### FRAGMENT TEKSTU
==========
|
Rybnica zamek. |
Wieś Rybnica
(Reibnitz) położona jest u pn-zach podnóża Wysoczyzny Rybnicy w dolinie potoku
Młynówka 8 km od Jeleniej Góry. Komunikacyjnie Rybnica posiada stację kolejową
na trasie Jelenia Góra – Gryfów Śląski oraz w pobliżu (stokiem Rybnickiej Góry
480 m n.p.m.) przebiega też szosa nr.297 z Jeleniej Góry do Lwówka Śląskiego
i nr.356 z Jeleniej góry do Zgorzelca.
Zatem do Rybnicy można dojechać bez problemu, aby zobaczyć charakterystyczną
tradycyjną zabudowę sudecką, mały kościół parafialny św. Katarzyny wzmiankowany
w 1369r., cmentarz wraz z pomnikiem pamięci ofiar 1 Wojny Światowej, dworek i
ruiny zamku w Rybnicy.
|
Dolina Pałaców i Ogrodów. |
Przez Rybnicę
przebiegają dwa szlaki turystyczne żółty i niebieski. Ten pierwszy zaczyna się
w Rybnicy, choć logicznym rozwiązaniem byłoby, aby zaczynał się w Goduszynie,
gdzie w rejonie Skalicy 501m n.p.m. ma powstać nowy węzeł szlaków
turystycznych. Drugi ze szlaków o kolorze niebieskim dochodzi do Rybnicy od
strony Wojcieszyc, kolejno trawersuje Zrąbany Las 460-510 m n.p.m. i w rejonie
byłej zabudowy PGR, schodzi do stawów, nad którymi wznoszą się ruiny Zamku w
Rybnicy. Dalej niebieski szlak przechodzi pod wiaduktem kolejowym i przez
centrum wioski zmierza w stronę granicy Parku Krajobrazowego Doliny Bobru, trawersując
stoki dzikiej doliny potoku Wąduł, o którym w przyszłości powstanie artykuł,
gdyż jest, to teren mało poznany i bardzo interesujący pod względem
geomorfologicznym.
|
Rybnica.
|
Rybnica, jest duża
wsią łańcuchową, ciągnąca się na przestrzeni około 2,8 km, zabudowa wsi
znajduje się na wysokości 380-440m n.p.m. Krajobraz, jaki tu spotkamy ma naturę
zbliżoną do przestrzeni wyżynnych, obserwujemy tu teren pofałdowany z łagodnymi
stokami małych górek należących do Wysoczyzny Rybnicy, wchodzących w skład
Kotliny Jeleniogórskiej.
==========
### POKAZANE REKORDY
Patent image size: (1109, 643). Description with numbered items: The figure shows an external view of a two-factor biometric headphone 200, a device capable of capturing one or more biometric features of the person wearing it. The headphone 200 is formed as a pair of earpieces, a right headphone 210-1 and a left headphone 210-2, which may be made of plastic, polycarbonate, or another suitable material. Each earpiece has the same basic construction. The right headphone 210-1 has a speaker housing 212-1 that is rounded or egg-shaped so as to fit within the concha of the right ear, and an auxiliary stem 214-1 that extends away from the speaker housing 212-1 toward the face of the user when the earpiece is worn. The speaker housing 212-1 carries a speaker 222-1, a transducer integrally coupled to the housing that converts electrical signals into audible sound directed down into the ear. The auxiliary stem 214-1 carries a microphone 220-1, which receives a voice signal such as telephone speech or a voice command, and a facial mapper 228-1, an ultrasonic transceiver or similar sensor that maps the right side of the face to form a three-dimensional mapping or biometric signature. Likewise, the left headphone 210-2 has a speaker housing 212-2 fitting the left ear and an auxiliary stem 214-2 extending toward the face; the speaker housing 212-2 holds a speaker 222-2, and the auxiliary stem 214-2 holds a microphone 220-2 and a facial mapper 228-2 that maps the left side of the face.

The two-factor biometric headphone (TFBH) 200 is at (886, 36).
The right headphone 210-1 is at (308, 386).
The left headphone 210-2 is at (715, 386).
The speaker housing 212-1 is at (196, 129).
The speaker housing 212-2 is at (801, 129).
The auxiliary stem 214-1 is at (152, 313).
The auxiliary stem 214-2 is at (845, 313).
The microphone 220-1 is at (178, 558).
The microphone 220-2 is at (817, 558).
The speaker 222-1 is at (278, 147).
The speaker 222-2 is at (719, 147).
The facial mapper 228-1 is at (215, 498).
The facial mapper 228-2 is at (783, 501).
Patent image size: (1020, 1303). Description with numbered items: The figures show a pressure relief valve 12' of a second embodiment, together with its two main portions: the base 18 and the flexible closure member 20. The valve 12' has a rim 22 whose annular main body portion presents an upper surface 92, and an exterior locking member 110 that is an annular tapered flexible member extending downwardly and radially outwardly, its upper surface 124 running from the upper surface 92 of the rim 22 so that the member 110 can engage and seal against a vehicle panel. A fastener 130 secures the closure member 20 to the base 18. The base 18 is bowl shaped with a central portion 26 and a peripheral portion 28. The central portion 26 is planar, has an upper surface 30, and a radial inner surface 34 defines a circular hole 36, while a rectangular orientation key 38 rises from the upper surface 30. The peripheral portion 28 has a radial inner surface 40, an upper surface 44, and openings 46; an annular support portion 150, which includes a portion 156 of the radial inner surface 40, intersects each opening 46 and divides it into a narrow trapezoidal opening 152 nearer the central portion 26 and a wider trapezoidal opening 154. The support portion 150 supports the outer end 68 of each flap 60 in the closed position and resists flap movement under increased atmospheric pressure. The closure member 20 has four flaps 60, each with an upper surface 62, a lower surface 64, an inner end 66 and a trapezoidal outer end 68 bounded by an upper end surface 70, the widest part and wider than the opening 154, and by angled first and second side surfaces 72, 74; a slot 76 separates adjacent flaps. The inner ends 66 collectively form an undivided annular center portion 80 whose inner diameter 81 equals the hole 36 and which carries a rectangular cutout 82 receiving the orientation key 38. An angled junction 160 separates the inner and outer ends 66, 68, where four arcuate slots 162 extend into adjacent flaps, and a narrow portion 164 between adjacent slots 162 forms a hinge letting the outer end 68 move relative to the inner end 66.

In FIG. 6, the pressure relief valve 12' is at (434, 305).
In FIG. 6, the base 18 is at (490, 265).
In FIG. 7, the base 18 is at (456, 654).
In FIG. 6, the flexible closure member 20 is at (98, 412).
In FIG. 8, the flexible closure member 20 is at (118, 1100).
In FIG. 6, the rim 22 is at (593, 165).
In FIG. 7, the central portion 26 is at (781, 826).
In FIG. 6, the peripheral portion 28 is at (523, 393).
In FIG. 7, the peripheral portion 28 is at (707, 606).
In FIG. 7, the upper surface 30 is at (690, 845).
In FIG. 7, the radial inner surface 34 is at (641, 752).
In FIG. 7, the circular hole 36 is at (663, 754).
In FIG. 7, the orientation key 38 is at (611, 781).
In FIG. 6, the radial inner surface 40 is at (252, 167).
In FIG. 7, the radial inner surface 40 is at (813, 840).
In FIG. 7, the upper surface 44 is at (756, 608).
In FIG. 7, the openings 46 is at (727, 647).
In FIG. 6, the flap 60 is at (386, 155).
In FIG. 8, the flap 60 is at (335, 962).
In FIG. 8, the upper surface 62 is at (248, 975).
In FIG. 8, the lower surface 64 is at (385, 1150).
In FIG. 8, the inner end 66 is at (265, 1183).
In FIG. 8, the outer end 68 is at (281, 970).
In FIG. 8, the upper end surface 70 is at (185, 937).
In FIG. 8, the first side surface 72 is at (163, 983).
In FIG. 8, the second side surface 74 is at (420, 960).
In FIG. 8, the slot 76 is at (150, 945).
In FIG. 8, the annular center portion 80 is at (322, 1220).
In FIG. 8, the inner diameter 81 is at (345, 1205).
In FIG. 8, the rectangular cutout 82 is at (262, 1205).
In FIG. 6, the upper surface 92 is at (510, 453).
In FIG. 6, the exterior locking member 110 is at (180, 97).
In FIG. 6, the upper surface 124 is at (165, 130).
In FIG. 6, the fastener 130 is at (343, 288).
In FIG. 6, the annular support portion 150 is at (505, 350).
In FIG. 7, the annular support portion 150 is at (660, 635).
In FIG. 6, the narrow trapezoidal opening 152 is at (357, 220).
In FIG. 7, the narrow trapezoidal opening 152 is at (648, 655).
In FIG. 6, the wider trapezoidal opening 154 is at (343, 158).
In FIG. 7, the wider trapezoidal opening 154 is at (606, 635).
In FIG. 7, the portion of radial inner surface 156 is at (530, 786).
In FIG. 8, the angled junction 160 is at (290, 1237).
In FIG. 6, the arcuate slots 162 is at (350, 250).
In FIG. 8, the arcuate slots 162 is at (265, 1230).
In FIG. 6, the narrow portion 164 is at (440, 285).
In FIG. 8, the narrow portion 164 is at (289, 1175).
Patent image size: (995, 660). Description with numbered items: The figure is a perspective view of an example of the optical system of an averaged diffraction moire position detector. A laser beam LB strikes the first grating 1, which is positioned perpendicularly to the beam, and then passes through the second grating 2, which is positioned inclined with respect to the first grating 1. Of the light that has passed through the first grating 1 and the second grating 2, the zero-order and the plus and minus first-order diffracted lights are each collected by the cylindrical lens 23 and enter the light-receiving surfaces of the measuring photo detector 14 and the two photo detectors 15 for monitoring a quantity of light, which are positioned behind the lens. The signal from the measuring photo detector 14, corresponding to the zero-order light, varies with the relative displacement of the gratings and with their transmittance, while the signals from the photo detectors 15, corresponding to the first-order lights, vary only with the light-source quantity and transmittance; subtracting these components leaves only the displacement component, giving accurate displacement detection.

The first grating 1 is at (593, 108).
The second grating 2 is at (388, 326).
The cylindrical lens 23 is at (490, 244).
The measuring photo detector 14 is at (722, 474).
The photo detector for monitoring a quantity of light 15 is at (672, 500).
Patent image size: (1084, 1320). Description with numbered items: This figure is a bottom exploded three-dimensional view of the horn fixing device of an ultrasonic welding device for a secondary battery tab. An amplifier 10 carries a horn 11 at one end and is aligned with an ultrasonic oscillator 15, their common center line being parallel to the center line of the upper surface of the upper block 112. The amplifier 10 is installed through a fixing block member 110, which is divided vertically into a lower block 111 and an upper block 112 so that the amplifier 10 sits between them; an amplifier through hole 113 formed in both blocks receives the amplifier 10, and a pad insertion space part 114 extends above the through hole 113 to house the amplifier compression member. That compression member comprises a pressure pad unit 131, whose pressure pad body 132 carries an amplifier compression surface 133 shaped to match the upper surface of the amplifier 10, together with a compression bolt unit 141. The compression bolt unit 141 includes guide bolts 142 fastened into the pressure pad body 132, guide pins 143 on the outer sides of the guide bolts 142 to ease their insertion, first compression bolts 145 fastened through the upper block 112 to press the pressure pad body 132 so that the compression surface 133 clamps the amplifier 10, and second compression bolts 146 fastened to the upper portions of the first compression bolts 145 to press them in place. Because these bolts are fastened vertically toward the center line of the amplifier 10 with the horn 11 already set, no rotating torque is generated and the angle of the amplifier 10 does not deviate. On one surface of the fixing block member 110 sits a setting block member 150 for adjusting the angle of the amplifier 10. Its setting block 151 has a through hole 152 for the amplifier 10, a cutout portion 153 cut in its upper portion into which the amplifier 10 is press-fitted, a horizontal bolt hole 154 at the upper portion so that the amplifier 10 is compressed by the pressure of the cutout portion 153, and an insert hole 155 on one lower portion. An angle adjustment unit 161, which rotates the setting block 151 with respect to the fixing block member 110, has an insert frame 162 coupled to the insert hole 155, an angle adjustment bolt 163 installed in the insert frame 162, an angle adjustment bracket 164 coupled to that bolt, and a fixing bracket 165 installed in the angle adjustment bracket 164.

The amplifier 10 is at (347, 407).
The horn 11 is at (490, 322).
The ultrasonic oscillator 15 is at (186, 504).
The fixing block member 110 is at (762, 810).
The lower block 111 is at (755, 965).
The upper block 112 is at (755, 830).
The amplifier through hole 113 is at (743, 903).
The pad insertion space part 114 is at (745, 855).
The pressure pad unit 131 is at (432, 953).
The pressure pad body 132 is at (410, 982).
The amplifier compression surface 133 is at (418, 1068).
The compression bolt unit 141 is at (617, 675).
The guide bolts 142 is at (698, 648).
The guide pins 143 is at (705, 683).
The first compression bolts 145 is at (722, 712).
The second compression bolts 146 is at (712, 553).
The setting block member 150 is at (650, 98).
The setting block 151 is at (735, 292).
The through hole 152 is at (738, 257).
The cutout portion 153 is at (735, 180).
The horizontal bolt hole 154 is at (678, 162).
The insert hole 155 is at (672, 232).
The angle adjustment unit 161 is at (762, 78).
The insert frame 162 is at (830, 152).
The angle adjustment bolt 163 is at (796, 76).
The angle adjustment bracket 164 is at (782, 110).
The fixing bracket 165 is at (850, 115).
==========
### ZADANIA
1) W jakiej odległości od Jeleniej Góry leży Rybnica według tekstu o Rybnicy?
2) Zmień „external view” na „exterior view” w rekordach, zaczynając od ich początku i kończąc na wierszu z „The left headphone 210-2 is at (715, 386).”, i podaj tylko te wiersze, poza tym bez zmian.
Tekst o Rybnicy i rekordy nie mają ze sobą żadnego związku.

### ODPOWIEDZI
1) 8 km od Jeleniej Góry.

2)
Patent image size: (1109, 643). Description with numbered items: The figure shows an exterior view of a two-factor biometric headphone 200, a device capable of capturing one or more biometric features of the person wearing it. The headphone 200 is formed as a pair of earpieces, a right headphone 210-1 and a left headphone 210-2, which may be made of plastic, polycarbonate, or another suitable material. Each earpiece has the same basic construction. The right headphone 210-1 has a speaker housing 212-1 that is rounded or egg-shaped so as to fit within the concha of the right ear, and an auxiliary stem 214-1 that extends away from the speaker housing 212-1 toward the face of the user when the earpiece is worn. The speaker housing 212-1 carries a speaker 222-1, a transducer integrally coupled to the housing that converts electrical signals into audible sound directed down into the ear. The auxiliary stem 214-1 carries a microphone 220-1, which receives a voice signal such as telephone speech or a voice command, and a facial mapper 228-1, an ultrasonic transceiver or similar sensor that maps the right side of the face to form a three-dimensional mapping or biometric signature. Likewise, the left headphone 210-2 has a speaker housing 212-2 fitting the left ear and an auxiliary stem 214-2 extending toward the face; the speaker housing 212-2 holds a speaker 222-2, and the auxiliary stem 214-2 holds a microphone 220-2 and a facial mapper 228-2 that maps the left side of the face.

The two-factor biometric headphone (TFBH) 200 is at (886, 36).
The right headphone 210-1 is at (308, 386).
The left headphone 210-2 is at (715, 386).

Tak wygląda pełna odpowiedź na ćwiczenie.